■ AIM OF THE TASK
Do any lines in the data below contain "hoặc"? If so, copy every one of them.

■ GIVEN DATA
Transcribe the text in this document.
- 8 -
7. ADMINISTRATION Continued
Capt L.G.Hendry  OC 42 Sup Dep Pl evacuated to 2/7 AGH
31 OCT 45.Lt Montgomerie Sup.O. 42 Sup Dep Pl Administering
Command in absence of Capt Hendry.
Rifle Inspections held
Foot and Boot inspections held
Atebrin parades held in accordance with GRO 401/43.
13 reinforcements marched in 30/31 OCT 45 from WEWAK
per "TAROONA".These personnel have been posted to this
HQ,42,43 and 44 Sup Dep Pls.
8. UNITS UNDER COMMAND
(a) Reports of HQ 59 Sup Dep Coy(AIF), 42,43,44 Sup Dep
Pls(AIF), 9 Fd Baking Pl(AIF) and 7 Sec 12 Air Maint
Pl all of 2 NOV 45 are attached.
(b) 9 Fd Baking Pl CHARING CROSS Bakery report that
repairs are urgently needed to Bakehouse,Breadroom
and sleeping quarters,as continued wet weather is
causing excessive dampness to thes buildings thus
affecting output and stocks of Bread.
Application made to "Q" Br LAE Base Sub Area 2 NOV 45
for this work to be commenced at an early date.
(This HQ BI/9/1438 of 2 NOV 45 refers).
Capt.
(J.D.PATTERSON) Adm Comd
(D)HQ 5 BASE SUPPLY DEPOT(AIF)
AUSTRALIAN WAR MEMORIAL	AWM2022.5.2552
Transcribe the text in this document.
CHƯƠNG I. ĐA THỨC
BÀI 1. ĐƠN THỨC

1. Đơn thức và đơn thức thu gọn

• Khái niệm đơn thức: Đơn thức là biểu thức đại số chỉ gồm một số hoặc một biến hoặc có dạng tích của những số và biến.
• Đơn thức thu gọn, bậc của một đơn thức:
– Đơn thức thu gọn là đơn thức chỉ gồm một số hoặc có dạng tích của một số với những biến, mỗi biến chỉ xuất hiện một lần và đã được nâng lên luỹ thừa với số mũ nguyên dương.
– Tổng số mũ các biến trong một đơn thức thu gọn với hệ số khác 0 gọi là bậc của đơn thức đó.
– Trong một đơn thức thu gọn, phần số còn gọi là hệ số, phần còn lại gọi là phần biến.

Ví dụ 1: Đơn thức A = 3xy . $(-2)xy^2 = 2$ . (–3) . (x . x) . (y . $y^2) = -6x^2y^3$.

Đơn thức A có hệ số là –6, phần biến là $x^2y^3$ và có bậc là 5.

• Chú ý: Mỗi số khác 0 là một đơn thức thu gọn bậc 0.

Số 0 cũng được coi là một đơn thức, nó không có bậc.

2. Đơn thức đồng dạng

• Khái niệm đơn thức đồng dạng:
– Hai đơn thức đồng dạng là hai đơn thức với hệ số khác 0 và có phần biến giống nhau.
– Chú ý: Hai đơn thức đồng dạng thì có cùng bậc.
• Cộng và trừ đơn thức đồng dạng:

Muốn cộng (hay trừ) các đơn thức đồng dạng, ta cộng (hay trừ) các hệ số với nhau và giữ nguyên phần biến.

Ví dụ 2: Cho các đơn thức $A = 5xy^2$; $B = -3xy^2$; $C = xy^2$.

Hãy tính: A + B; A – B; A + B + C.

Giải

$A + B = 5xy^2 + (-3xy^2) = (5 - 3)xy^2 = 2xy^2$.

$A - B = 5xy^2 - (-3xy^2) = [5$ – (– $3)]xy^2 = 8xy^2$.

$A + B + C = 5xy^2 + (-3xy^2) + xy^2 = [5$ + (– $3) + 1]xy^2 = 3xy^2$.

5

■ RESULT OF THIS TASK
• Khái niệm đơn thức: Đơn thức là biểu thức đại số chỉ gồm một số hoặc một biến hoặc có dạng tích của những số và biến.
– Đơn thức thu gọn là đơn thức chỉ gồm một số hoặc có dạng tích của một số với những biến, mỗi biến chỉ xuất hiện một lần và đã được nâng lên luỹ thừa với số mũ nguyên dương.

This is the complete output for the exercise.